Where the word "HalfCheetah" occurs in a line, return that line.

▸ INFORMATION PROVIDED:
##############################

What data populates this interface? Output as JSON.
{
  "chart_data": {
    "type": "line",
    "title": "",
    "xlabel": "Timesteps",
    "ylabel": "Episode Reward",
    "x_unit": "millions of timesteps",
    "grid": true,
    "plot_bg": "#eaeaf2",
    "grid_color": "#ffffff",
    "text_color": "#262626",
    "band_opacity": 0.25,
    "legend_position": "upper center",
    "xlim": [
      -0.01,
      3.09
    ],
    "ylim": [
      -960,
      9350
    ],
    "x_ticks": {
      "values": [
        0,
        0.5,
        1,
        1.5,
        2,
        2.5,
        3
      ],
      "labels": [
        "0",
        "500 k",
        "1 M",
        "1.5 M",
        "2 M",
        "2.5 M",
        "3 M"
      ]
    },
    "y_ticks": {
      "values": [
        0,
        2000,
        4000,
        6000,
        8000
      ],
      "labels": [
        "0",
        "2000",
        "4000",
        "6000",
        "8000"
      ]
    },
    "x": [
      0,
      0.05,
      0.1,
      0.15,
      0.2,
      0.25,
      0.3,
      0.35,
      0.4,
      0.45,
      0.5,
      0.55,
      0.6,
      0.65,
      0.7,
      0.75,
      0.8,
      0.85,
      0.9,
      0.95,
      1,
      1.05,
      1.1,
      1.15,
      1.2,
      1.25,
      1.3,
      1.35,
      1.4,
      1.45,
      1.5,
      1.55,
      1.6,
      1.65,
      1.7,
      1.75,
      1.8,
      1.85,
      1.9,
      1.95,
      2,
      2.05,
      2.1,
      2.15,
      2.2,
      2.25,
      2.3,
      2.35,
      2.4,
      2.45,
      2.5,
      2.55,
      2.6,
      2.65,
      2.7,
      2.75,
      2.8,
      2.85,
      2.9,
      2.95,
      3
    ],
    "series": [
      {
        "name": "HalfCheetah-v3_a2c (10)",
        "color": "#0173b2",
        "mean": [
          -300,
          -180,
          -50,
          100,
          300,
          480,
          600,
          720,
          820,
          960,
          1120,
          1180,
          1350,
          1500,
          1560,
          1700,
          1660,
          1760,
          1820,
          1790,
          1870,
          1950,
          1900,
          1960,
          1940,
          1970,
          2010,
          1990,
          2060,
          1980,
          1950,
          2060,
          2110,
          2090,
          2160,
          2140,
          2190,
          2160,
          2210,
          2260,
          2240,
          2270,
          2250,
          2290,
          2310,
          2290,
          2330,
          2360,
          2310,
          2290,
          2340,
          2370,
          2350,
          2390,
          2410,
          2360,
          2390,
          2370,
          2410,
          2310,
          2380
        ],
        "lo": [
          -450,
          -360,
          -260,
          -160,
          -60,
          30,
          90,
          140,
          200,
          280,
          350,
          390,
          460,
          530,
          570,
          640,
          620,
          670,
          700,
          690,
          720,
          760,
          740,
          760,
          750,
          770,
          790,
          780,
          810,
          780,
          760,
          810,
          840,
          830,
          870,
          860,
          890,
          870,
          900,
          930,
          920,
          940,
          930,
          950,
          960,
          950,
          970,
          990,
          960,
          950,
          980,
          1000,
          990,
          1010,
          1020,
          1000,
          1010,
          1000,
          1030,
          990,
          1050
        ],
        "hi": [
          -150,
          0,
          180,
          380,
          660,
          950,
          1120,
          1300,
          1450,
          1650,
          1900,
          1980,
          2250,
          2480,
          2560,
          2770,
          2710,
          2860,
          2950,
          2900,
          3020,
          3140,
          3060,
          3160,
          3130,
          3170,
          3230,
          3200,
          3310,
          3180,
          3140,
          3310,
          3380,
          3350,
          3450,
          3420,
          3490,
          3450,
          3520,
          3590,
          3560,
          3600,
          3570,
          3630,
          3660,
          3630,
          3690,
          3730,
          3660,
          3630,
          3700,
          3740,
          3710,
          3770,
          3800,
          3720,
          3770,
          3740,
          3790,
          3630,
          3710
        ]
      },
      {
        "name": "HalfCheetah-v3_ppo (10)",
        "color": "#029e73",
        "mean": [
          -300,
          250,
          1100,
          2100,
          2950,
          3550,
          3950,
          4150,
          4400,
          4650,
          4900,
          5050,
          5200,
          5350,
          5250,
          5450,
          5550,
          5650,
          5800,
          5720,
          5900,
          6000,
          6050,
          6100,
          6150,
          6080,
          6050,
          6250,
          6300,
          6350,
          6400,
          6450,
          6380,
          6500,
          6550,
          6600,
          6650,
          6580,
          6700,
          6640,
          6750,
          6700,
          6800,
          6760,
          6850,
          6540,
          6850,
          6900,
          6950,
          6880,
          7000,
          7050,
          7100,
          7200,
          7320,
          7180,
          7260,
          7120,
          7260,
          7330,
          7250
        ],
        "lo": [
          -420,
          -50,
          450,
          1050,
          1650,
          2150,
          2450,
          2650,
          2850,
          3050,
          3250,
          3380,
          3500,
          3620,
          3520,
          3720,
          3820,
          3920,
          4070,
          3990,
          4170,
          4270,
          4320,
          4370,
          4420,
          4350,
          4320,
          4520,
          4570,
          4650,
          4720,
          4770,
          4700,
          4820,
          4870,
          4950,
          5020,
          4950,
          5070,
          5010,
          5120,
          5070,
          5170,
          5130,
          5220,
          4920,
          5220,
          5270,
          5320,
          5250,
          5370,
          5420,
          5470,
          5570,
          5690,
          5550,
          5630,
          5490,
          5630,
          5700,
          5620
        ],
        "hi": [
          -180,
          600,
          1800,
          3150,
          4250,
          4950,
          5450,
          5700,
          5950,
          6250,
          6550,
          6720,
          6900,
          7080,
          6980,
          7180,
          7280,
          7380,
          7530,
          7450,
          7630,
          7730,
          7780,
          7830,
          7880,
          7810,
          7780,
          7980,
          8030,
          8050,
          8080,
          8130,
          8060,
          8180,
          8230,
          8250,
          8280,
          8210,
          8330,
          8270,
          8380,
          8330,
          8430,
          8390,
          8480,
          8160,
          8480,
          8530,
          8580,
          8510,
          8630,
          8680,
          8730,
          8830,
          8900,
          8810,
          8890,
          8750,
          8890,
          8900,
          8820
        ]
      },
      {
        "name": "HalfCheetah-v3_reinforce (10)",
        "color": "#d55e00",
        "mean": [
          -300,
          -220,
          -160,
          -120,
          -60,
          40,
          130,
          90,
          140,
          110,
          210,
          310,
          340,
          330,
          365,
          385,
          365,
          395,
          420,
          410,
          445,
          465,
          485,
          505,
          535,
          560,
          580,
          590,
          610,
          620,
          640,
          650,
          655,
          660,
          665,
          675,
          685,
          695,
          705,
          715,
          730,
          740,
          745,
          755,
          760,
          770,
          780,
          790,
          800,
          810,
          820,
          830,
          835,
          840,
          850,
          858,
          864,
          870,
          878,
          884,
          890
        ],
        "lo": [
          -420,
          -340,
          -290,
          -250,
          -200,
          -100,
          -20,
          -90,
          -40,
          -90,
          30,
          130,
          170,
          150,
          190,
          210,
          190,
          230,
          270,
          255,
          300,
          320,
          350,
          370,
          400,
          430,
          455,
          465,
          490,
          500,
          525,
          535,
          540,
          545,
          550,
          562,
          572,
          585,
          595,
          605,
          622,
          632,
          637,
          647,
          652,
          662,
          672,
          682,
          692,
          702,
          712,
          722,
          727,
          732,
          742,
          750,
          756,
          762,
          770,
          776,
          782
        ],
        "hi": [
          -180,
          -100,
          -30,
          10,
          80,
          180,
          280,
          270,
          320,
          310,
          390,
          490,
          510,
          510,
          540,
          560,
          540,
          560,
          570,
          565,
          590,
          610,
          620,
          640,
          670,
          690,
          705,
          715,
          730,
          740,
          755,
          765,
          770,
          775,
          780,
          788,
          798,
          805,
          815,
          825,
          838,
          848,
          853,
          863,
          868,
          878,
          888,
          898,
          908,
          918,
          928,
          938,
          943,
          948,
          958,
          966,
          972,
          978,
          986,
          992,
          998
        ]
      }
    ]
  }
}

##############################

▸ OUTPUT:
        "name": "HalfCheetah-v3_a2c (10)",
        "name": "HalfCheetah-v3_ppo (10)",
        "name": "HalfCheetah-v3_reinforce (10)",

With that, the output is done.